### Problem description
Among the lines below, list those containing the string "VENTILATION".

### Listed records
------------------------------------------------------------

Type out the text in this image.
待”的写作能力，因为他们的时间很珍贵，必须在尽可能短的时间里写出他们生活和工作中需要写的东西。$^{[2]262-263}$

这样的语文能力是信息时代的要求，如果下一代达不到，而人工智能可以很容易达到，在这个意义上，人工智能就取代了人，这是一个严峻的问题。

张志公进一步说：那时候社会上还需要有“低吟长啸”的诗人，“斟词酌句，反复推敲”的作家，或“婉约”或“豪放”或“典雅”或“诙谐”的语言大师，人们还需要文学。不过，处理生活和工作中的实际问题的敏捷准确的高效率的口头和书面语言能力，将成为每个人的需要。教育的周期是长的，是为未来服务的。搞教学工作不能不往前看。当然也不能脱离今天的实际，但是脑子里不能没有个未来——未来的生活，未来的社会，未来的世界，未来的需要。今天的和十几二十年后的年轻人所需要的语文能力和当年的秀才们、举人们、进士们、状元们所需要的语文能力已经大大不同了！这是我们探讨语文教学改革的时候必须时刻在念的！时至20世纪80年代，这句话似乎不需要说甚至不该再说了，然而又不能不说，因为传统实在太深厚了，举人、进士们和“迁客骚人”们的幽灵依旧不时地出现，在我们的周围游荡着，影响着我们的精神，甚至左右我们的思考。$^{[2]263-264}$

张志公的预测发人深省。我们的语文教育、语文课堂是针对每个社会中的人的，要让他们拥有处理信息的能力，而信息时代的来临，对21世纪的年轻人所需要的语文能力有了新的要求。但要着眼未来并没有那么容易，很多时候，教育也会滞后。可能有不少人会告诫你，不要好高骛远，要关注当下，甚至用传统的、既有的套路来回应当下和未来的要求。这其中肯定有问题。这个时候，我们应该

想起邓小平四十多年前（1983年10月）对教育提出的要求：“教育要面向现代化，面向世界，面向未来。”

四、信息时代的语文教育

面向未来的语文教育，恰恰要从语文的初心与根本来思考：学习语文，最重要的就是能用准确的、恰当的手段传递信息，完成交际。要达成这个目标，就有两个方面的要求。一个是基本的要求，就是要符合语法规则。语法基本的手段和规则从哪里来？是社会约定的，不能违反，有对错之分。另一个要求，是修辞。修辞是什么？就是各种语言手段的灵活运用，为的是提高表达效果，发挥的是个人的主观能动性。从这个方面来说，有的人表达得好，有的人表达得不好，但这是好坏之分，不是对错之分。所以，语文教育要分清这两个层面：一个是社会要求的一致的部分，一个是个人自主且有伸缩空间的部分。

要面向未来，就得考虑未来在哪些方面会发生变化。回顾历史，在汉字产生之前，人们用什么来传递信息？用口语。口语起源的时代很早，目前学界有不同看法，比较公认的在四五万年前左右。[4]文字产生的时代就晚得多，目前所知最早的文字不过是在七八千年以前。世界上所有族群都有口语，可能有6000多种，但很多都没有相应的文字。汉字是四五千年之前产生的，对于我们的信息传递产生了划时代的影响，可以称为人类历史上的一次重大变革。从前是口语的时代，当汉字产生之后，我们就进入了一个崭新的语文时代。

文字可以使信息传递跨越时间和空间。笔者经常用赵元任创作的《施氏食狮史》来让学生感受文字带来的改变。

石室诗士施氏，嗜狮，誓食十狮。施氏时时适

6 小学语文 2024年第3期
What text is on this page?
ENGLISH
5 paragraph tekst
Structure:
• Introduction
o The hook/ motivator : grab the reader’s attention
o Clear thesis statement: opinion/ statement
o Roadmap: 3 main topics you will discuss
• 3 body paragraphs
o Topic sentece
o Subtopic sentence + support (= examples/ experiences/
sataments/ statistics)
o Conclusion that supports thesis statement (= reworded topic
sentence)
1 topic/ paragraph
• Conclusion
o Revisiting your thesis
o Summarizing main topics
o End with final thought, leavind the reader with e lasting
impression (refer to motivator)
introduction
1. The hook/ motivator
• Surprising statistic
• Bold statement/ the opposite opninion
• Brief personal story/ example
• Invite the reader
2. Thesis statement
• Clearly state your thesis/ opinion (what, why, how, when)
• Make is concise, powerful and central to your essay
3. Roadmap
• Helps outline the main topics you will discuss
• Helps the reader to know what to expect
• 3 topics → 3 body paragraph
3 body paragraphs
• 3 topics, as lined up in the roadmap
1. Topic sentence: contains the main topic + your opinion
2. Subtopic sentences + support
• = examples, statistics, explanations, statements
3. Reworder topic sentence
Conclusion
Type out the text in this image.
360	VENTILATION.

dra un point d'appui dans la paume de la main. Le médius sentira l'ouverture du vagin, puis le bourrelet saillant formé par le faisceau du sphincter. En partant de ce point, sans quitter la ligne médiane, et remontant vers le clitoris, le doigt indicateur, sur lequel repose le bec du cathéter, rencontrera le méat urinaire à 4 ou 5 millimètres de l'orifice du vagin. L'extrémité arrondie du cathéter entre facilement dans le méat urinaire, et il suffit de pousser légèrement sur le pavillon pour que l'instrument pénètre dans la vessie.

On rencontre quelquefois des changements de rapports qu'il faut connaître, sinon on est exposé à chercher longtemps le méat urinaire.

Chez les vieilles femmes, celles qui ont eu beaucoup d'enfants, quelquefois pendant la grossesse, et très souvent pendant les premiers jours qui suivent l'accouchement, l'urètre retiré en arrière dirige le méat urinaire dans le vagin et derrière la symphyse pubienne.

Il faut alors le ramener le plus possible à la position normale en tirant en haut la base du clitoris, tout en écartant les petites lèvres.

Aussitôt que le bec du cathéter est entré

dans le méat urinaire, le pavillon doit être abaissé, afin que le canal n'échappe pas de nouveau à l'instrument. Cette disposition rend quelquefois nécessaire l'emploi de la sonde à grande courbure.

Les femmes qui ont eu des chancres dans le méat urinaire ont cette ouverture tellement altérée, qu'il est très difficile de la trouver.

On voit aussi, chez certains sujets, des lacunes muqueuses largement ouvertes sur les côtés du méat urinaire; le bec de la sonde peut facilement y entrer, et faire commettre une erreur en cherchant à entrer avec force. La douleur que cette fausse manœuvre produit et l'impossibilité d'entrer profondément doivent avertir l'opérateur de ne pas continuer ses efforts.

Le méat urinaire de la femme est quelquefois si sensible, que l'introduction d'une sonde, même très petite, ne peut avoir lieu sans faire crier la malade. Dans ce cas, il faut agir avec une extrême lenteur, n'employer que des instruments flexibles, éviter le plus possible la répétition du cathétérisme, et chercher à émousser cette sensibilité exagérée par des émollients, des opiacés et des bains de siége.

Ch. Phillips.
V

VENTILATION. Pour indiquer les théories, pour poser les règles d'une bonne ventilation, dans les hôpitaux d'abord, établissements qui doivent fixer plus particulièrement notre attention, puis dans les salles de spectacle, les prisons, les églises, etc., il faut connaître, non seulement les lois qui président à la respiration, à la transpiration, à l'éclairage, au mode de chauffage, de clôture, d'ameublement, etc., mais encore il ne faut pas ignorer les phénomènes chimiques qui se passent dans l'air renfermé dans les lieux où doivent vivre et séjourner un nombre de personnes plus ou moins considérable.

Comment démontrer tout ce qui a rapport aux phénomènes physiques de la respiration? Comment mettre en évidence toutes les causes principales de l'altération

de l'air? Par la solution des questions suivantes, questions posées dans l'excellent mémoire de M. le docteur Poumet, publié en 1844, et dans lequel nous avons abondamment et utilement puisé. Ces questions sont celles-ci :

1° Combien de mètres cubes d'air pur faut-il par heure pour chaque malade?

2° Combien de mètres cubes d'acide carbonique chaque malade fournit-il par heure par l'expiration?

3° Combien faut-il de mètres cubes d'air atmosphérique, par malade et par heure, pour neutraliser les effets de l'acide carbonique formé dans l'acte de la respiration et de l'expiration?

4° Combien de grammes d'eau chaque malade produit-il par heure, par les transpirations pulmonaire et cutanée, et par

------------------------------------------------------------

### Complete answer
360	VENTILATION.
VENTILATION. Pour indiquer les théories, pour poser les règles d'une bonne ventilation, dans les hôpitaux d'abord, établissements qui doivent fixer plus particulièrement notre attention, puis dans les salles de spectacle, les prisons, les églises, etc., il faut connaître, non seulement les lois qui président à la respiration, à la transpiration, à l'éclairage, au mode de chauffage, de clôture, d'ameublement, etc., mais encore il ne faut pas ignorer les phénomènes chimiques qui se passent dans l'air renfermé dans les lieux où doivent vivre et séjourner un nombre de personnes plus ou moins considérable.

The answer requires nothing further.